* WHAT YOU ARE ASKED TO DO *
Could you write out the records below exactly as they appear, leaving out any pictures?

(Dataset rows)

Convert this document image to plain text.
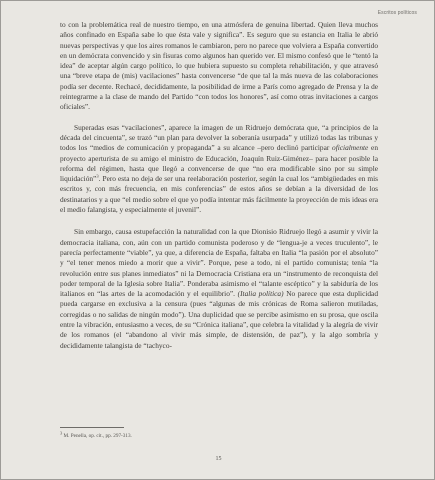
Escritos políticos

to con la problemática real de nuestro tiempo, en una atmósfera de genuina libertad. Quien lleva muchos años confinado en España sabe lo que ésta vale y significa”. Es seguro que su estancia en Italia le abrió nuevas perspectivas y que los aires romanos le cambiaron, pero no parece que volviera a España convertido en un demócrata convencido y sin fisuras como algunos han querido ver. El mismo confesó que le “tentó la idea” de aceptar algún cargo político, lo que hubiera supuesto su completa rehabilitación, y que atravesó una “breve etapa de (mis) vacilaciones” hasta convencerse “de que tal la más nueva de las colaboraciones podía ser decente. Rechacé, decididamente, la posibilidad de irme a París como agregado de Prensa y la de reintegrarme a la clase de mando del Partido “con todos los honores”, así como otras invitaciones a cargos oficiales”.

Superadas esas “vacilaciones”, aparece la imagen de un Ridruejo demócrata que, “a principios de la década del cincuenta”, se trazó “un plan para devolver la soberanía usurpada” y utilizó todas las tribunas y todos los “medios de comunicación y propaganda” a su alcance –pero declinó participar oficialmente en proyecto aperturista de su amigo el ministro de Educación, Joaquín Ruiz-Giménez– para hacer posible la reforma del régimen, hasta que llegó a convencerse de que “no era modificable sino por su simple liquidación”$^3$. Pero esta no deja de ser una reelaboración posterior, según la cual los “ambigüedades en mis escritos y, con más frecuencia, en mis conferencias” de estos años se debían a la diversidad de los destinatarios y a que “el medio sobre el que yo podía intentar más fácilmente la proyección de mis ideas era el medio falangista, y especialmente el juvenil”.

Sin embargo, causa estupefacción la naturalidad con la que Dionisio Ridruejo llegó a asumir y vivir la democracia italiana, con, aún con un partido comunista poderoso y de “lengua-je a veces truculento”, le parecía perfectamente “viable”, ya que, a diferencia de España, faltaba en Italia “la pasión por el absoluto” y “el tener menos miedo a morir que a vivir”. Porque, pese a todo, ni el partido comunista; tenía “la revolución entre sus planes inmediatos” ni la Democracia Cristiana era un “instrumento de reconquista del poder temporal de la Iglesia sobre Italia”. Ponderaba asimismo el “talante escéptico” y la sabiduría de los italianos en “las artes de la acomodación y el equilibrio”. (Italia política) No parece que esta duplicidad pueda cargarse en exclusiva a la censura (pues “algunas de mis crónicas de Roma salieron mutiladas, corregidas o no salidas de ningún modo”). Una duplicidad que se percibe asimismo en su prosa, que oscila entre la vibración, entusiasmo a veces, de su “Crónica italiana”, que celebra la vitalidad y la alegría de vivir de los romanos (el “abandono al vivir más simple, de distensión, de paz”), y la algo sombría y decididamente talangista de “tachyco-

$^3$ M. Penella, op. cit., pp. 297-313.
15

* EXERCISE OUTPUT *
Convert this document image to plain text.
Escritos políticos

to con la problemática real de nuestro tiempo, en una atmósfera de genuina libertad. Quien lleva muchos años confinado en España sabe lo que ésta vale y significa”. Es seguro que su estancia en Italia le abrió nuevas perspectivas y que los aires romanos le cambiaron, pero no parece que volviera a España convertido en un demócrata convencido y sin fisuras como algunos han querido ver. El mismo confesó que le “tentó la idea” de aceptar algún cargo político, lo que hubiera supuesto su completa rehabilitación, y que atravesó una “breve etapa de (mis) vacilaciones” hasta convencerse “de que tal la más nueva de las colaboraciones podía ser decente. Rechacé, decididamente, la posibilidad de irme a París como agregado de Prensa y la de reintegrarme a la clase de mando del Partido “con todos los honores”, así como otras invitaciones a cargos oficiales”.

Superadas esas “vacilaciones”, aparece la imagen de un Ridruejo demócrata que, “a principios de la década del cincuenta”, se trazó “un plan para devolver la soberanía usurpada” y utilizó todas las tribunas y todos los “medios de comunicación y propaganda” a su alcance –pero declinó participar oficialmente en proyecto aperturista de su amigo el ministro de Educación, Joaquín Ruiz-Giménez– para hacer posible la reforma del régimen, hasta que llegó a convencerse de que “no era modificable sino por su simple liquidación”$^3$. Pero esta no deja de ser una reelaboración posterior, según la cual los “ambigüedades en mis escritos y, con más frecuencia, en mis conferencias” de estos años se debían a la diversidad de los destinatarios y a que “el medio sobre el que yo podía intentar más fácilmente la proyección de mis ideas era el medio falangista, y especialmente el juvenil”.

Sin embargo, causa estupefacción la naturalidad con la que Dionisio Ridruejo llegó a asumir y vivir la democracia italiana, con, aún con un partido comunista poderoso y de “lengua-je a veces truculento”, le parecía perfectamente “viable”, ya que, a diferencia de España, faltaba en Italia “la pasión por el absoluto” y “el tener menos miedo a morir que a vivir”. Porque, pese a todo, ni el partido comunista; tenía “la revolución entre sus planes inmediatos” ni la Democracia Cristiana era un “instrumento de reconquista del poder temporal de la Iglesia sobre Italia”. Ponderaba asimismo el “talante escéptico” y la sabiduría de los italianos en “las artes de la acomodación y el equilibrio”. (Italia política) No parece que esta duplicidad pueda cargarse en exclusiva a la censura (pues “algunas de mis crónicas de Roma salieron mutiladas, corregidas o no salidas de ningún modo”). Una duplicidad que se percibe asimismo en su prosa, que oscila entre la vibración, entusiasmo a veces, de su “Crónica italiana”, que celebra la vitalidad y la alegría de vivir de los romanos (el “abandono al vivir más simple, de distensión, de paz”), y la algo sombría y decididamente talangista de “tachyco-

$^3$ M. Penella, op. cit., pp. 297-313.
15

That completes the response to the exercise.